-- Description of the task --
Retype the whole listing below, character for character.

[Stored records]
-*-

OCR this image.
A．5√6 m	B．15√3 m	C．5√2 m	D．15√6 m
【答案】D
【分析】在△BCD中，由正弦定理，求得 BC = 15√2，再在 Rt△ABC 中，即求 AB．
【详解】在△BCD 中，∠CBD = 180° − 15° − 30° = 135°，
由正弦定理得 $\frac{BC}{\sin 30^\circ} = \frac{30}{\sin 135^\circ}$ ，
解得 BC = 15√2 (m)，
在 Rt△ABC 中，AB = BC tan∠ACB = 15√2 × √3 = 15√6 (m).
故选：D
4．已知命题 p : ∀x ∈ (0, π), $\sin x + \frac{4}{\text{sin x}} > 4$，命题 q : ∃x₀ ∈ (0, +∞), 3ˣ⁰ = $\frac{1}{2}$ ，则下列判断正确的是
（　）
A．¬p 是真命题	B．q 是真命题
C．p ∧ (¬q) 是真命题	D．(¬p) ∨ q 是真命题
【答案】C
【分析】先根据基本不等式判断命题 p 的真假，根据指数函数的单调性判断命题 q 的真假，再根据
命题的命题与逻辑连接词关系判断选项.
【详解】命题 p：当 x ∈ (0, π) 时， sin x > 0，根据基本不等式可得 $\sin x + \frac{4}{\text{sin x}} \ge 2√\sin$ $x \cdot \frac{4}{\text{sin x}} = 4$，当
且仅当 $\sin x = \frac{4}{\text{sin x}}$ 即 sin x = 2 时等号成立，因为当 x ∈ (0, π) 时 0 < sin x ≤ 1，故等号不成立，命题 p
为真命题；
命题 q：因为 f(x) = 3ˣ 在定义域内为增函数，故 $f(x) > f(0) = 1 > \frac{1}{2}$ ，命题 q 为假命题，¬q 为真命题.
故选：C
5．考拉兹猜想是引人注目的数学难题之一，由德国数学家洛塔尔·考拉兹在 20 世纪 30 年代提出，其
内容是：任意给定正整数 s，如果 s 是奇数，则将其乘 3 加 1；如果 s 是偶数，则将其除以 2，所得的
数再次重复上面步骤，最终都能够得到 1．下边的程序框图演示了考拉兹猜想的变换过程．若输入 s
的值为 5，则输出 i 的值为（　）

-*-

-- Result of the exercise --
OCR this image.
A．5√6 m	B．15√3 m	C．5√2 m	D．15√6 m
【答案】D
【分析】在△BCD中，由正弦定理，求得 BC = 15√2，再在 Rt△ABC 中，即求 AB．
【详解】在△BCD 中，∠CBD = 180° − 15° − 30° = 135°，
由正弦定理得 $\frac{BC}{\sin 30^\circ} = \frac{30}{\sin 135^\circ}$ ，
解得 BC = 15√2 (m)，
在 Rt△ABC 中，AB = BC tan∠ACB = 15√2 × √3 = 15√6 (m).
故选：D
4．已知命题 p : ∀x ∈ (0, π), $\sin x + \frac{4}{\text{sin x}} > 4$，命题 q : ∃x₀ ∈ (0, +∞), 3ˣ⁰ = $\frac{1}{2}$ ，则下列判断正确的是
（　）
A．¬p 是真命题	B．q 是真命题
C．p ∧ (¬q) 是真命题	D．(¬p) ∨ q 是真命题
【答案】C
【分析】先根据基本不等式判断命题 p 的真假，根据指数函数的单调性判断命题 q 的真假，再根据
命题的命题与逻辑连接词关系判断选项.
【详解】命题 p：当 x ∈ (0, π) 时， sin x > 0，根据基本不等式可得 $\sin x + \frac{4}{\text{sin x}} \ge 2√\sin$ $x \cdot \frac{4}{\text{sin x}} = 4$，当
且仅当 $\sin x = \frac{4}{\text{sin x}}$ 即 sin x = 2 时等号成立，因为当 x ∈ (0, π) 时 0 < sin x ≤ 1，故等号不成立，命题 p
为真命题；
命题 q：因为 f(x) = 3ˣ 在定义域内为增函数，故 $f(x) > f(0) = 1 > \frac{1}{2}$ ，命题 q 为假命题，¬q 为真命题.
故选：C
5．考拉兹猜想是引人注目的数学难题之一，由德国数学家洛塔尔·考拉兹在 20 世纪 30 年代提出，其
内容是：任意给定正整数 s，如果 s 是奇数，则将其乘 3 加 1；如果 s 是偶数，则将其除以 2，所得的
数再次重复上面步骤，最终都能够得到 1．下边的程序框图演示了考拉兹猜想的变换过程．若输入 s
的值为 5，则输出 i 的值为（　）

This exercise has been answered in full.